┌─ Supplied entries

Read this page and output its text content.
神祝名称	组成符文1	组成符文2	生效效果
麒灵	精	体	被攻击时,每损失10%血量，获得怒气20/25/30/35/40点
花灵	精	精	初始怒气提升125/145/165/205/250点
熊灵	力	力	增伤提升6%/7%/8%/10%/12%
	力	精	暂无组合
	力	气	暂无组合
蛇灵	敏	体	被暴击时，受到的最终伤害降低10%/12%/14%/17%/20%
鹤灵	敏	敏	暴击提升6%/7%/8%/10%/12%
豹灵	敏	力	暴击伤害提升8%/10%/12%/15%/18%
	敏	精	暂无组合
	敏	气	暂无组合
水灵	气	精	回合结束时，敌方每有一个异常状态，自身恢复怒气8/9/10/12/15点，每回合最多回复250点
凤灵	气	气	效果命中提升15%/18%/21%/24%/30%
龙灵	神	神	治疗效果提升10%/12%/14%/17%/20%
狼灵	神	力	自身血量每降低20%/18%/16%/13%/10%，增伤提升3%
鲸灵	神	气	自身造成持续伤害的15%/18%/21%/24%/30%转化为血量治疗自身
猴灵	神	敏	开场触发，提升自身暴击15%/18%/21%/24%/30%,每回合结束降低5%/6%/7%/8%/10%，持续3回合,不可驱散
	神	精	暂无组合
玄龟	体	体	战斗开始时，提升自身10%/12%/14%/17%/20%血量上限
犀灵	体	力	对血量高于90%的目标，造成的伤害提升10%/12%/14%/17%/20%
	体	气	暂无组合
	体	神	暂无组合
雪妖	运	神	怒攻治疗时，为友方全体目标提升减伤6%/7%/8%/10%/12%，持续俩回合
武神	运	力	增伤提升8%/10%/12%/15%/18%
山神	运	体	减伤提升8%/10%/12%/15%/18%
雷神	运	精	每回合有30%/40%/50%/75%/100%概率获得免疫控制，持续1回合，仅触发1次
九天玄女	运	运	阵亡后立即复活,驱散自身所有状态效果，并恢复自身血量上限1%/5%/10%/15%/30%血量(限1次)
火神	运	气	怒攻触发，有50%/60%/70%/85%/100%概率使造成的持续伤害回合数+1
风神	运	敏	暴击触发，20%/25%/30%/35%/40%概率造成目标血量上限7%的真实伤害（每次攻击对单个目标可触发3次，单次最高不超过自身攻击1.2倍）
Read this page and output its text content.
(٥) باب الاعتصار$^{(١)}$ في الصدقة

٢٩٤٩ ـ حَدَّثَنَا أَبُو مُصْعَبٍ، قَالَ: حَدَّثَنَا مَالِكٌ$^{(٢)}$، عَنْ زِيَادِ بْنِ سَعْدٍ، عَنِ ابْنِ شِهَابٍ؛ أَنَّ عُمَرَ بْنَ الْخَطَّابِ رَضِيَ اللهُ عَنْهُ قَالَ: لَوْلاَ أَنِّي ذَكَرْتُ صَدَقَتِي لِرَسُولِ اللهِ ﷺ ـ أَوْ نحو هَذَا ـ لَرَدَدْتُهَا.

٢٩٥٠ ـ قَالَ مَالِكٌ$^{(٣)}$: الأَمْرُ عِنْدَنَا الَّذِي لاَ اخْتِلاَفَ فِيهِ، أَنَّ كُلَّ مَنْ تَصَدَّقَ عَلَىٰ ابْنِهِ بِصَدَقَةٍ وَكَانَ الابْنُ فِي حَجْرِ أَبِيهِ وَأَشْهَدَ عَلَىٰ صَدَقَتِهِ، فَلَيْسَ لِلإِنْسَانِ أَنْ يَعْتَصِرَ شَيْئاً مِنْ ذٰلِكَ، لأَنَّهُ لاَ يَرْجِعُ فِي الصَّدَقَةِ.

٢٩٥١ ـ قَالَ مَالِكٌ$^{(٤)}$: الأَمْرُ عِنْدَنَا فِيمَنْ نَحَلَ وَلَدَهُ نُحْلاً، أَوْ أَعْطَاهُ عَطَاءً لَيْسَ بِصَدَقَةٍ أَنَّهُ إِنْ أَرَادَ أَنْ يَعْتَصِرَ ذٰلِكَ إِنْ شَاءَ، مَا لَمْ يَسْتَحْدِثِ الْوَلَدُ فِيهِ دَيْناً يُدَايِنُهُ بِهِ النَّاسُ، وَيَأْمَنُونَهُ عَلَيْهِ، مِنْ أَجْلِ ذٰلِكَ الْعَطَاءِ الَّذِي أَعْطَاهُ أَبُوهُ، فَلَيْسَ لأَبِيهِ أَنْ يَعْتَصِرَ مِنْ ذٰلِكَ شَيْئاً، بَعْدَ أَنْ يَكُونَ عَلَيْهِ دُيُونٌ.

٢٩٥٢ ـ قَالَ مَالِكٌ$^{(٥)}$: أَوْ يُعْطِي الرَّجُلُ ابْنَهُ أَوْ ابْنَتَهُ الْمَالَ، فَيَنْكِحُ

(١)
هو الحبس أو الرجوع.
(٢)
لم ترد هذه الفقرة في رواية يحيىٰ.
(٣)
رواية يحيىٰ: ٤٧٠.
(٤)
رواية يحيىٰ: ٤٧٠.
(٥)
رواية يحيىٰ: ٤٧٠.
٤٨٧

└─

§ Exercise aim:
Repeat every line of the material exactly as given.

§ Output below:
Read this page and output its text content.
神祝名称	组成符文1	组成符文2	生效效果
麒灵	精	体	被攻击时,每损失10%血量，获得怒气20/25/30/35/40点
花灵	精	精	初始怒气提升125/145/165/205/250点
熊灵	力	力	增伤提升6%/7%/8%/10%/12%
	力	精	暂无组合
	力	气	暂无组合
蛇灵	敏	体	被暴击时，受到的最终伤害降低10%/12%/14%/17%/20%
鹤灵	敏	敏	暴击提升6%/7%/8%/10%/12%
豹灵	敏	力	暴击伤害提升8%/10%/12%/15%/18%
	敏	精	暂无组合
	敏	气	暂无组合
水灵	气	精	回合结束时，敌方每有一个异常状态，自身恢复怒气8/9/10/12/15点，每回合最多回复250点
凤灵	气	气	效果命中提升15%/18%/21%/24%/30%
龙灵	神	神	治疗效果提升10%/12%/14%/17%/20%
狼灵	神	力	自身血量每降低20%/18%/16%/13%/10%，增伤提升3%
鲸灵	神	气	自身造成持续伤害的15%/18%/21%/24%/30%转化为血量治疗自身
猴灵	神	敏	开场触发，提升自身暴击15%/18%/21%/24%/30%,每回合结束降低5%/6%/7%/8%/10%，持续3回合,不可驱散
	神	精	暂无组合
玄龟	体	体	战斗开始时，提升自身10%/12%/14%/17%/20%血量上限
犀灵	体	力	对血量高于90%的目标，造成的伤害提升10%/12%/14%/17%/20%
	体	气	暂无组合
	体	神	暂无组合
雪妖	运	神	怒攻治疗时，为友方全体目标提升减伤6%/7%/8%/10%/12%，持续俩回合
武神	运	力	增伤提升8%/10%/12%/15%/18%
山神	运	体	减伤提升8%/10%/12%/15%/18%
雷神	运	精	每回合有30%/40%/50%/75%/100%概率获得免疫控制，持续1回合，仅触发1次
九天玄女	运	运	阵亡后立即复活,驱散自身所有状态效果，并恢复自身血量上限1%/5%/10%/15%/30%血量(限1次)
火神	运	气	怒攻触发，有50%/60%/70%/85%/100%概率使造成的持续伤害回合数+1
风神	运	敏	暴击触发，20%/25%/30%/35%/40%概率造成目标血量上限7%的真实伤害（每次攻击对单个目标可触发3次，单次最高不超过自身攻击1.2倍）
Read this page and output its text content.
(٥) باب الاعتصار$^{(١)}$ في الصدقة

٢٩٤٩ ـ حَدَّثَنَا أَبُو مُصْعَبٍ، قَالَ: حَدَّثَنَا مَالِكٌ$^{(٢)}$، عَنْ زِيَادِ بْنِ سَعْدٍ، عَنِ ابْنِ شِهَابٍ؛ أَنَّ عُمَرَ بْنَ الْخَطَّابِ رَضِيَ اللهُ عَنْهُ قَالَ: لَوْلاَ أَنِّي ذَكَرْتُ صَدَقَتِي لِرَسُولِ اللهِ ﷺ ـ أَوْ نحو هَذَا ـ لَرَدَدْتُهَا.

٢٩٥٠ ـ قَالَ مَالِكٌ$^{(٣)}$: الأَمْرُ عِنْدَنَا الَّذِي لاَ اخْتِلاَفَ فِيهِ، أَنَّ كُلَّ مَنْ تَصَدَّقَ عَلَىٰ ابْنِهِ بِصَدَقَةٍ وَكَانَ الابْنُ فِي حَجْرِ أَبِيهِ وَأَشْهَدَ عَلَىٰ صَدَقَتِهِ، فَلَيْسَ لِلإِنْسَانِ أَنْ يَعْتَصِرَ شَيْئاً مِنْ ذٰلِكَ، لأَنَّهُ لاَ يَرْجِعُ فِي الصَّدَقَةِ.

٢٩٥١ ـ قَالَ مَالِكٌ$^{(٤)}$: الأَمْرُ عِنْدَنَا فِيمَنْ نَحَلَ وَلَدَهُ نُحْلاً، أَوْ أَعْطَاهُ عَطَاءً لَيْسَ بِصَدَقَةٍ أَنَّهُ إِنْ أَرَادَ أَنْ يَعْتَصِرَ ذٰلِكَ إِنْ شَاءَ، مَا لَمْ يَسْتَحْدِثِ الْوَلَدُ فِيهِ دَيْناً يُدَايِنُهُ بِهِ النَّاسُ، وَيَأْمَنُونَهُ عَلَيْهِ، مِنْ أَجْلِ ذٰلِكَ الْعَطَاءِ الَّذِي أَعْطَاهُ أَبُوهُ، فَلَيْسَ لأَبِيهِ أَنْ يَعْتَصِرَ مِنْ ذٰلِكَ شَيْئاً، بَعْدَ أَنْ يَكُونَ عَلَيْهِ دُيُونٌ.

٢٩٥٢ ـ قَالَ مَالِكٌ$^{(٥)}$: أَوْ يُعْطِي الرَّجُلُ ابْنَهُ أَوْ ابْنَتَهُ الْمَالَ، فَيَنْكِحُ

(١)
هو الحبس أو الرجوع.
(٢)
لم ترد هذه الفقرة في رواية يحيىٰ.
(٣)
رواية يحيىٰ: ٤٧٠.
(٤)
رواية يحيىٰ: ٤٧٠.
(٥)
رواية يحيىٰ: ٤٧٠.
٤٨٧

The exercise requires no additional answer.